══ DATA LINES ══
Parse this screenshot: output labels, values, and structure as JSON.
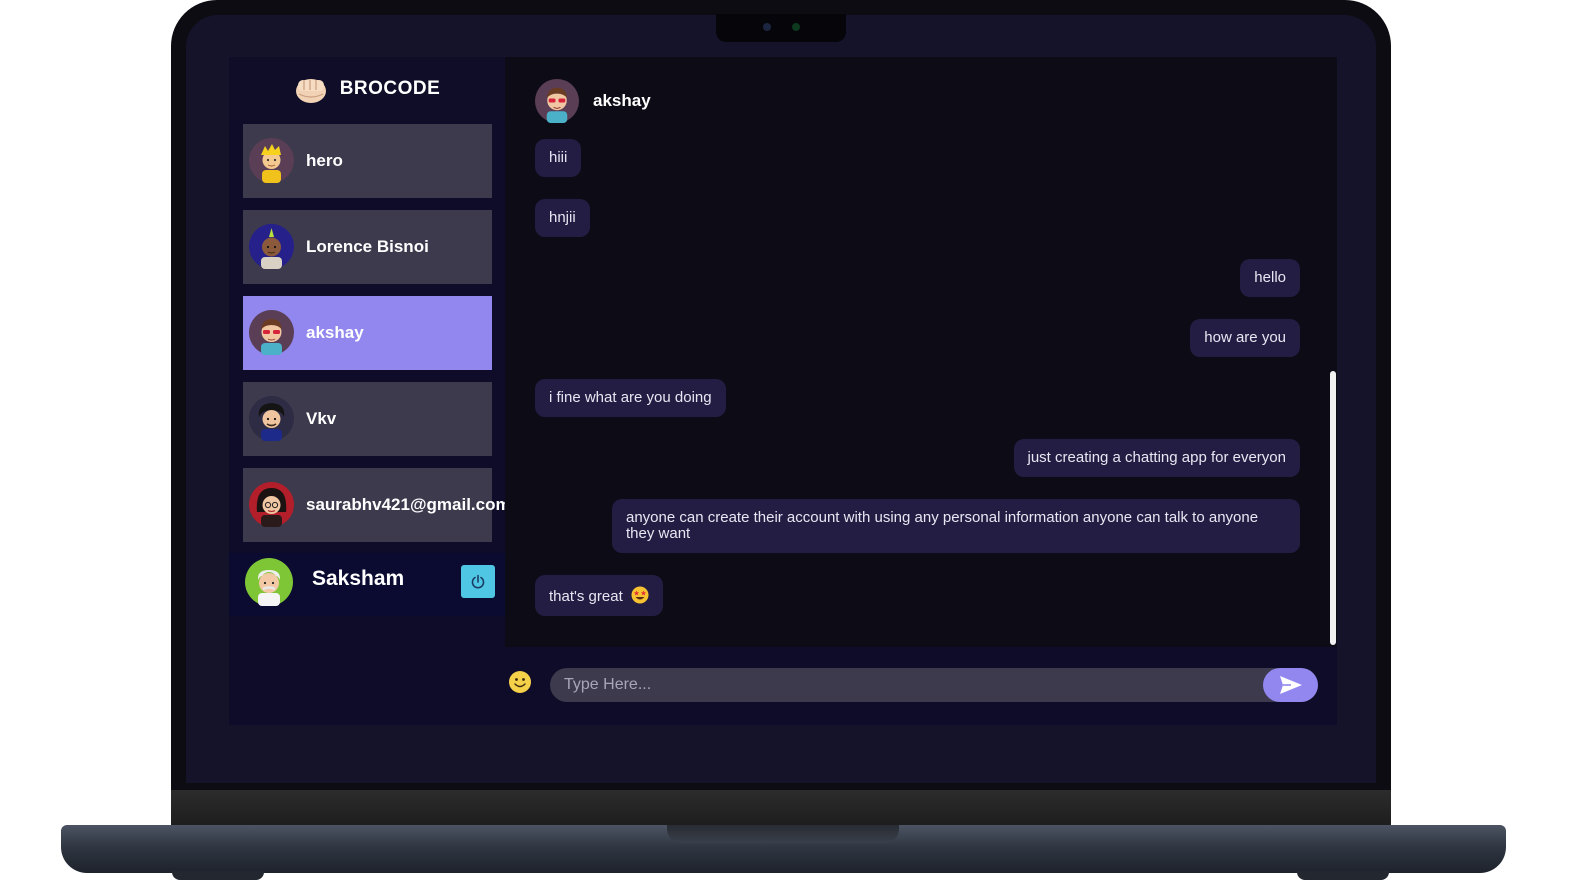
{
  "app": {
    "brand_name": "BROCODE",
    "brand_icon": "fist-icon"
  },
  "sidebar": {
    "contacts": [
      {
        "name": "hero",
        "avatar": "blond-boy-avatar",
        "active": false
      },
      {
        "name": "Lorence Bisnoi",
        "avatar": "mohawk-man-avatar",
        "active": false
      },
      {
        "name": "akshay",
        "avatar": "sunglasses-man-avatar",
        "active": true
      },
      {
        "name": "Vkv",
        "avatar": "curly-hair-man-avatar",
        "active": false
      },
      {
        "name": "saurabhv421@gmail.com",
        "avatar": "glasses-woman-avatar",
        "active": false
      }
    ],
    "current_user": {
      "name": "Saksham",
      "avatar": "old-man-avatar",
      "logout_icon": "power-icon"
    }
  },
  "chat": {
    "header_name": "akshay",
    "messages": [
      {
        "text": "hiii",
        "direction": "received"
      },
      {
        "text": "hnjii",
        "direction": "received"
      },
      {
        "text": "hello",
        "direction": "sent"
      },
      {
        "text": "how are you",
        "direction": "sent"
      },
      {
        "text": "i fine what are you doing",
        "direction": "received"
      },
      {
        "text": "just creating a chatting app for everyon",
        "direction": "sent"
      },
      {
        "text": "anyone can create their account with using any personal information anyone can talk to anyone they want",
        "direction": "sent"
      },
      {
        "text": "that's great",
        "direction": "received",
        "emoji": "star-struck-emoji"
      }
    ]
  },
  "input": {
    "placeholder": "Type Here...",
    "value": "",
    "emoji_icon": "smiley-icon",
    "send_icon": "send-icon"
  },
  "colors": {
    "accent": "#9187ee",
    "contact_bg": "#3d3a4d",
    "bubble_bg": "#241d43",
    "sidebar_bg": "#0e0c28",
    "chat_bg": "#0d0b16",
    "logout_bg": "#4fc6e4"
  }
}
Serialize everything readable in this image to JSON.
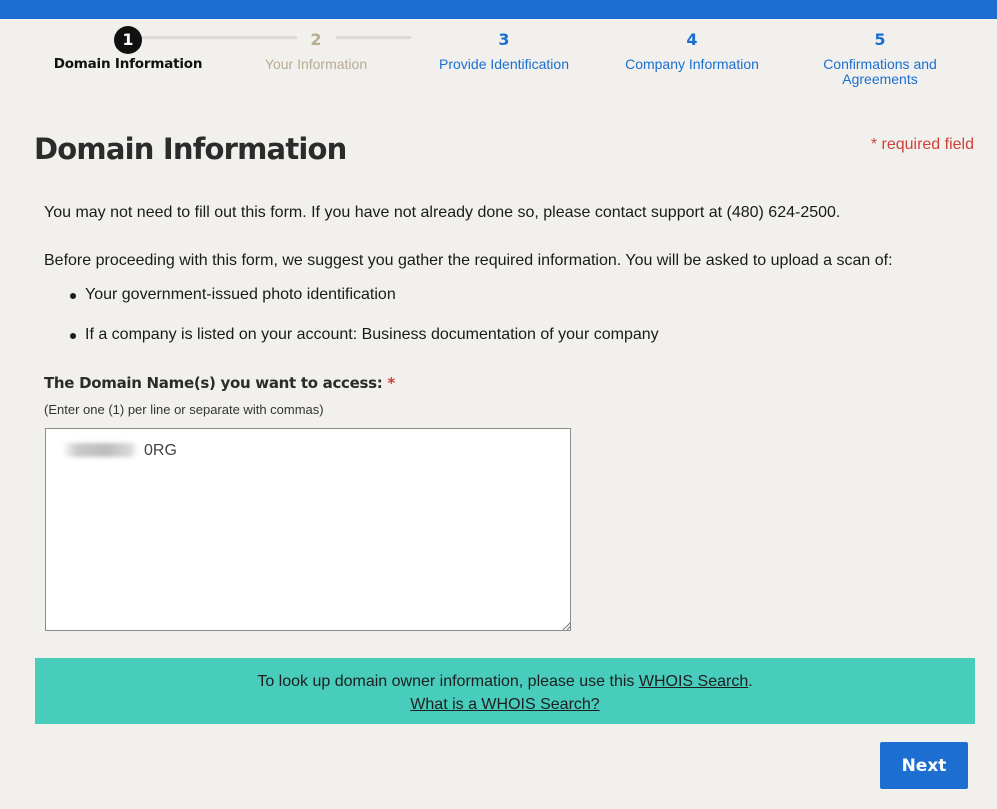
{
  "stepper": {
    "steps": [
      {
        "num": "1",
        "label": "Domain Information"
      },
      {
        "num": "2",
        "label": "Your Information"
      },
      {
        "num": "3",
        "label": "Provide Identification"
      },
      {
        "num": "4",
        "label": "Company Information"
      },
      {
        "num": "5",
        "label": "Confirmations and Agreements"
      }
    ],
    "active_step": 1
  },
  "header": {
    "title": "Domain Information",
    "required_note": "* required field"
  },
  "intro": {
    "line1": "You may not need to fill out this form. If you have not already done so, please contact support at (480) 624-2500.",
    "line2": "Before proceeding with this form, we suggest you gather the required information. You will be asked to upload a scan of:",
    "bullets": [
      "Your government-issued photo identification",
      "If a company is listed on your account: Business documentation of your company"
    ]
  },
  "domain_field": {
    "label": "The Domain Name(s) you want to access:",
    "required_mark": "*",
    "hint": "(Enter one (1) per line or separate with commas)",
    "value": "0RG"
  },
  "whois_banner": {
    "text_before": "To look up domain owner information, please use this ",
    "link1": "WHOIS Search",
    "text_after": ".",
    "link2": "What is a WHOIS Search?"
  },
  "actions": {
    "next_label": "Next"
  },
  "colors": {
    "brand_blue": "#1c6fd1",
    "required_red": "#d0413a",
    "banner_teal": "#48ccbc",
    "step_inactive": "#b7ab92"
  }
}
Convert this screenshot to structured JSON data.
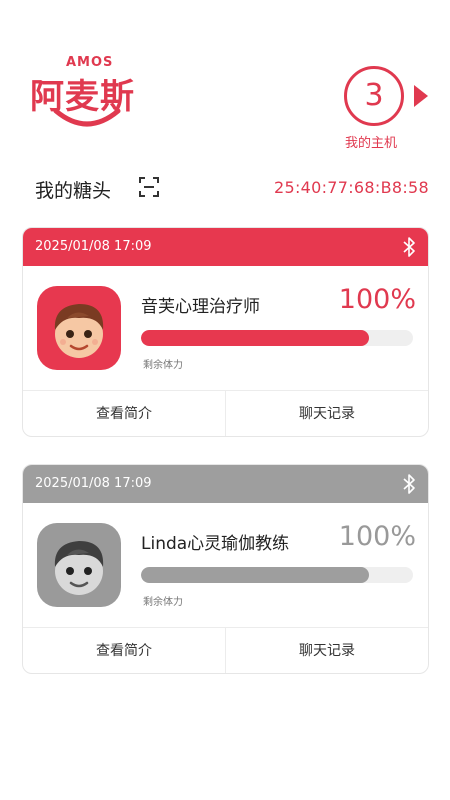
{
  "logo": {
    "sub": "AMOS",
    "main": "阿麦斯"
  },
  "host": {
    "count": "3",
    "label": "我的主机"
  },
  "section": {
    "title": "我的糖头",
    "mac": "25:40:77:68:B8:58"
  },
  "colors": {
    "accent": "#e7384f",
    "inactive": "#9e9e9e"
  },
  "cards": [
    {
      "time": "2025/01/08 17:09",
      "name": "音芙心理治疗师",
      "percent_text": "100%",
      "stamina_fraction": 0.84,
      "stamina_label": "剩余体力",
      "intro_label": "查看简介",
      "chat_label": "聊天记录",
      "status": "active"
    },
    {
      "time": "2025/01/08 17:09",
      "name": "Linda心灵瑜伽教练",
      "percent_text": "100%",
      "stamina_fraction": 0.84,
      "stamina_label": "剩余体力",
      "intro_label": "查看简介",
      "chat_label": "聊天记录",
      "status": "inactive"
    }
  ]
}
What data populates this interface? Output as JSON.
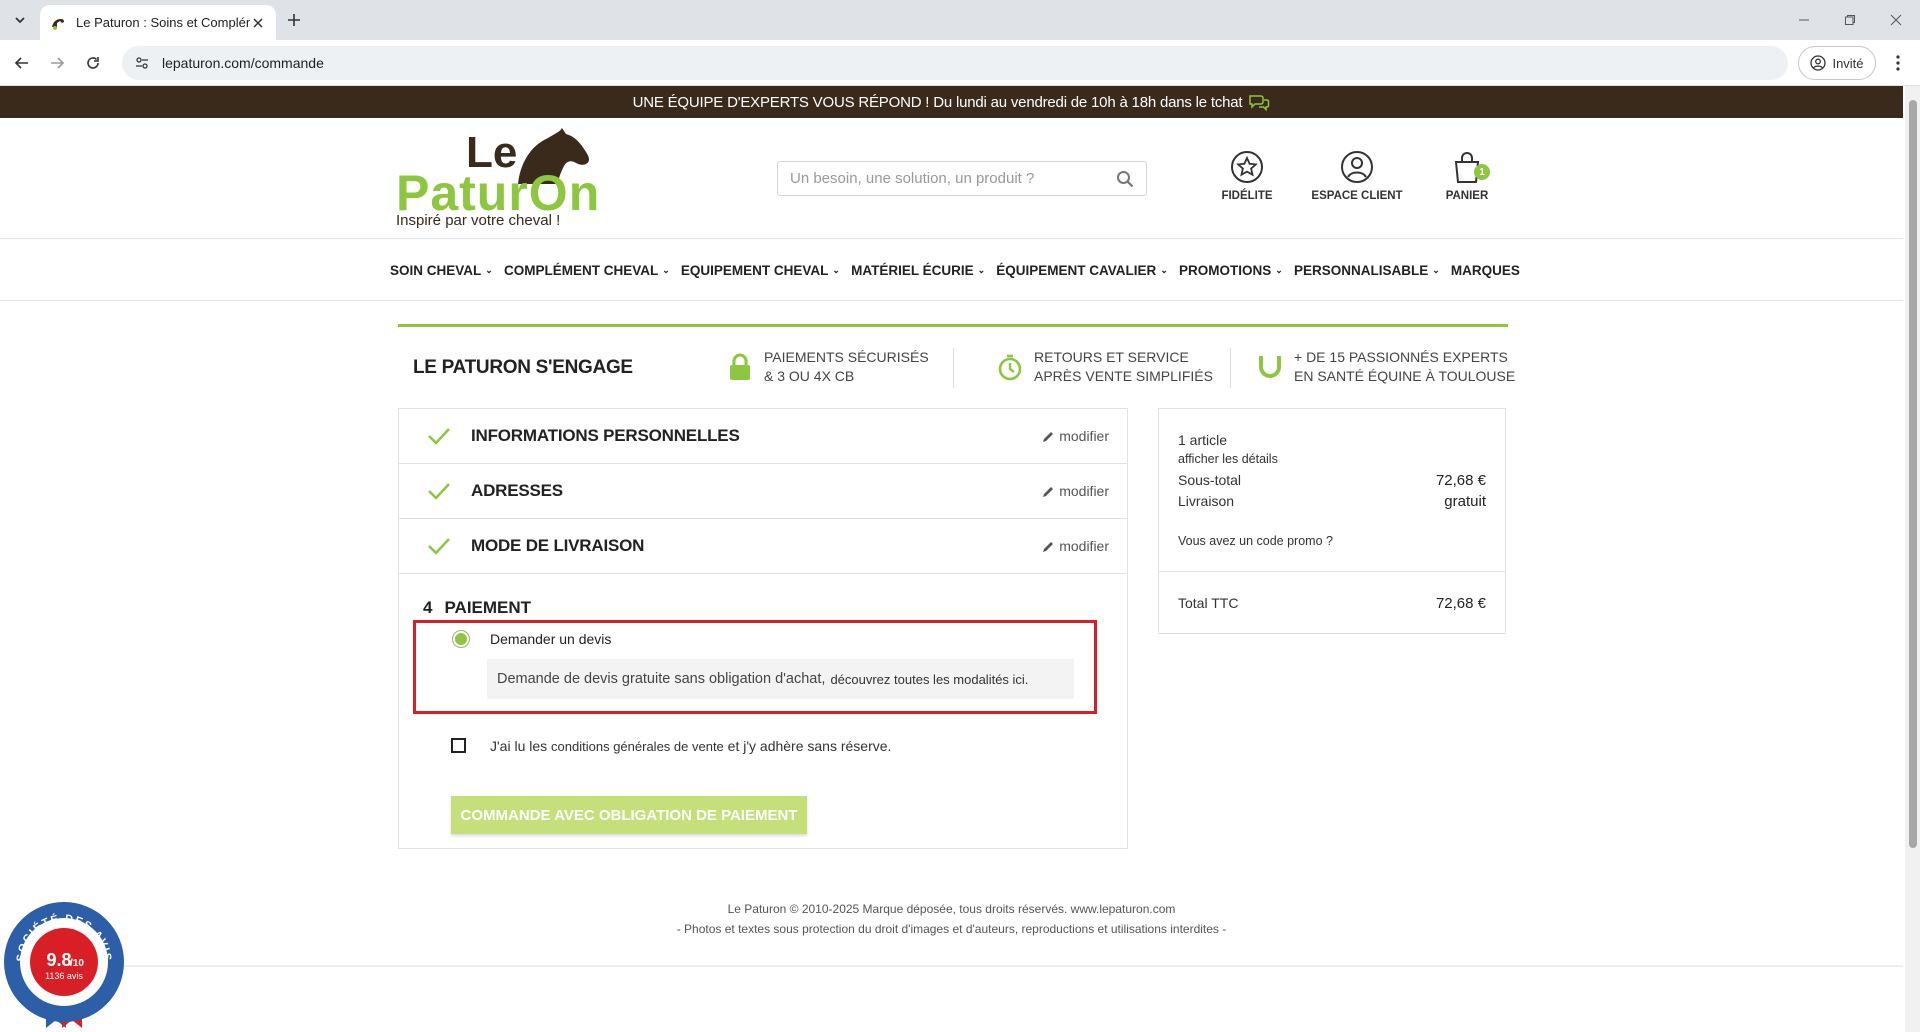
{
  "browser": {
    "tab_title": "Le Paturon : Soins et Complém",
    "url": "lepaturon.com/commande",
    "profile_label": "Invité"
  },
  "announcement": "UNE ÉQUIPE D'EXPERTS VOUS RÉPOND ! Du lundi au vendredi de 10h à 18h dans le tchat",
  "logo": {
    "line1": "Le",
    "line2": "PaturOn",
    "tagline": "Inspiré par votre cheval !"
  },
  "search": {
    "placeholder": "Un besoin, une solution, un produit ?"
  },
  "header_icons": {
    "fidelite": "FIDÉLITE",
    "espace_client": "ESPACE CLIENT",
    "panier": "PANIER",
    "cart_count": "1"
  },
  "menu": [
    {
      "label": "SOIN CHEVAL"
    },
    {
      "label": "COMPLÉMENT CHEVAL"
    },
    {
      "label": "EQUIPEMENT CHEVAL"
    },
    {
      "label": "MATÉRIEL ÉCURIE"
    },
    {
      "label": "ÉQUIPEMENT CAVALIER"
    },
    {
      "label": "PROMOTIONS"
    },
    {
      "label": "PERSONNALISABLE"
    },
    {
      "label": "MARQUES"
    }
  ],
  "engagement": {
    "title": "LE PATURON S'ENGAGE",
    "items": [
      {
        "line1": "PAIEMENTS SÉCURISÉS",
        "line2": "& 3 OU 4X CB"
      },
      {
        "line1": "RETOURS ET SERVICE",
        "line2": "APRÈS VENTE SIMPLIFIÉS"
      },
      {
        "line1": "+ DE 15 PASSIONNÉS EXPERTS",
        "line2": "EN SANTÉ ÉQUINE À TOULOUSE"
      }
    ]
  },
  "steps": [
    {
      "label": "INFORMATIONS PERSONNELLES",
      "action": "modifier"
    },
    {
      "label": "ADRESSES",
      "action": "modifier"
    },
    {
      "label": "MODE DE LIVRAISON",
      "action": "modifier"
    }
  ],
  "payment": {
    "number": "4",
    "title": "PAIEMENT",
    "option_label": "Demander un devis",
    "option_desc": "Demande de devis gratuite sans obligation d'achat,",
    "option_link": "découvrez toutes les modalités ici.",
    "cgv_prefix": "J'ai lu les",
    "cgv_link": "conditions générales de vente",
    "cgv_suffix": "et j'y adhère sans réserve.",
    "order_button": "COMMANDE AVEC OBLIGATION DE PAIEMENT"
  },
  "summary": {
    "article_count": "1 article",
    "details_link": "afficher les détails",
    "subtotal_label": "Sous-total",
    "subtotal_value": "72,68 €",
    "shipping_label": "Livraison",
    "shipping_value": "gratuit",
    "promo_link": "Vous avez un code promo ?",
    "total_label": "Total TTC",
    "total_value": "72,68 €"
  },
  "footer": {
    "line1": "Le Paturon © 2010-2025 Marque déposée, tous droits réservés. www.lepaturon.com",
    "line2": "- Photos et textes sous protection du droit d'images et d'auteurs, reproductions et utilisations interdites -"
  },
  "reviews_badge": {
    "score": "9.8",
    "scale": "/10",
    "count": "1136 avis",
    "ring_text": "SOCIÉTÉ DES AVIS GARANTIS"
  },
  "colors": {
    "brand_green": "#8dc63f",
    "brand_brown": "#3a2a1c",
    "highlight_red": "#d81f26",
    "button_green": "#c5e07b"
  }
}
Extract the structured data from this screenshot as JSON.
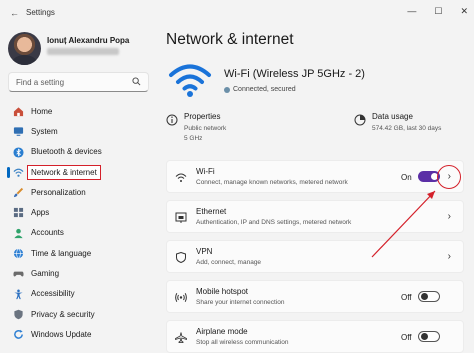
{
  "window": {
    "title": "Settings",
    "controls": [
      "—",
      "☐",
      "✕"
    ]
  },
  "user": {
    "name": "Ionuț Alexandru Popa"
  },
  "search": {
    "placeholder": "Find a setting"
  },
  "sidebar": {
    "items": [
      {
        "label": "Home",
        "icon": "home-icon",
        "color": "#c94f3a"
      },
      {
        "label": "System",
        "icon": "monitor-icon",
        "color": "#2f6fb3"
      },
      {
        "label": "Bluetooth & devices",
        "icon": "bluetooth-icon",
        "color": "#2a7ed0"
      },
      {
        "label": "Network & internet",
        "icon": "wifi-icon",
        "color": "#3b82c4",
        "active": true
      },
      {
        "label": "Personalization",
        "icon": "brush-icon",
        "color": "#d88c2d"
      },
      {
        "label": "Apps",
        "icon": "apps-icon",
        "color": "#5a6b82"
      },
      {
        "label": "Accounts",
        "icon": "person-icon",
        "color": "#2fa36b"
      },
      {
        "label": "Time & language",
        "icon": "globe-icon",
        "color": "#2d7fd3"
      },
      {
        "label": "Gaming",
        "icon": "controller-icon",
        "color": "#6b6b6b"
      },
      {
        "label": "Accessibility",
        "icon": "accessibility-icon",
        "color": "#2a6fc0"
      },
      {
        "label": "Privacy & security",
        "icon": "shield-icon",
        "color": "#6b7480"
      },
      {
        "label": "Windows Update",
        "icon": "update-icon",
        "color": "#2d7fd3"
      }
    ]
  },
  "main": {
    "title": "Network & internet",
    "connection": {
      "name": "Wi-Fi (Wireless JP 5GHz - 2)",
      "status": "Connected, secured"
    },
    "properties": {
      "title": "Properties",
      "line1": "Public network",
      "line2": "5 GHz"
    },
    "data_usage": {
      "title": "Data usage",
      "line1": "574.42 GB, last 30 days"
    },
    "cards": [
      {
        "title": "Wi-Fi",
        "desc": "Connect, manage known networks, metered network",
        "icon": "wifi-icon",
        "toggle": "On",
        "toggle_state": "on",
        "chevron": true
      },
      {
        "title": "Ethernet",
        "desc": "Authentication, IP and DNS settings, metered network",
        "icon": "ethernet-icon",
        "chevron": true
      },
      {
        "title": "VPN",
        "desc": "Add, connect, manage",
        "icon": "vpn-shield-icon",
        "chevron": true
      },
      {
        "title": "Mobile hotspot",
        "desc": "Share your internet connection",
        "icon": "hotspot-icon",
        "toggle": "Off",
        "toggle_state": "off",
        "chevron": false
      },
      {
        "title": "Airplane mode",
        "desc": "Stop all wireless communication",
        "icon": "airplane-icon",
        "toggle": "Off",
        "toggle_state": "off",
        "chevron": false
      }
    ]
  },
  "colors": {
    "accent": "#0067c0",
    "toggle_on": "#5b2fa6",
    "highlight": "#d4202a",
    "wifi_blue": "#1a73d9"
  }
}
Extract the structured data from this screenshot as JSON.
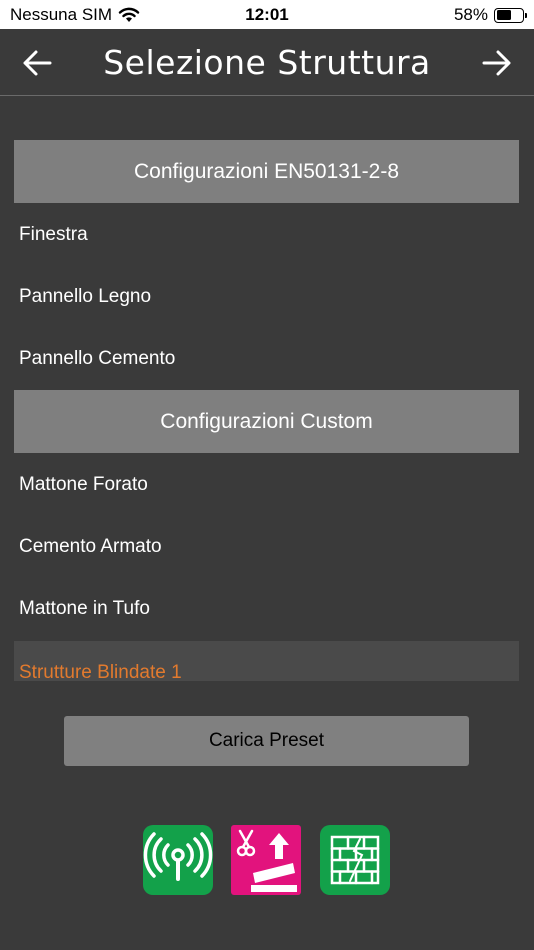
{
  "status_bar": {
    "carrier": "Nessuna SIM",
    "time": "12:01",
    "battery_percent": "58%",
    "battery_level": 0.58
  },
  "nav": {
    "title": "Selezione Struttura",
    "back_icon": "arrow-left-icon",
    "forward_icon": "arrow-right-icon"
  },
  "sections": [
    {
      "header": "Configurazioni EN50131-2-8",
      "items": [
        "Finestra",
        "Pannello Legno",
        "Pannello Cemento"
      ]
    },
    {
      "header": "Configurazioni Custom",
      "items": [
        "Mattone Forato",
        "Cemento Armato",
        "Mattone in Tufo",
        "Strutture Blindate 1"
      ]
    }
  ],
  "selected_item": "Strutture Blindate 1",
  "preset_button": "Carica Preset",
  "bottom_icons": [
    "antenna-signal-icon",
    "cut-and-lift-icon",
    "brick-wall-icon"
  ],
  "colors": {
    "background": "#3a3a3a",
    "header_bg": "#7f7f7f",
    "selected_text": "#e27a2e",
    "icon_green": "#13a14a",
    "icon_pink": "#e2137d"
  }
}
═══
> **PROBLEM DESCRIPTION**
List all lines above in which the string "sans" appears.

> **RESULT BELOW**
    "option_desc": "Demande de devis gratuite sans obligation d'achat,",
    "cgv_suffix": "et j'y adhère sans réserve.",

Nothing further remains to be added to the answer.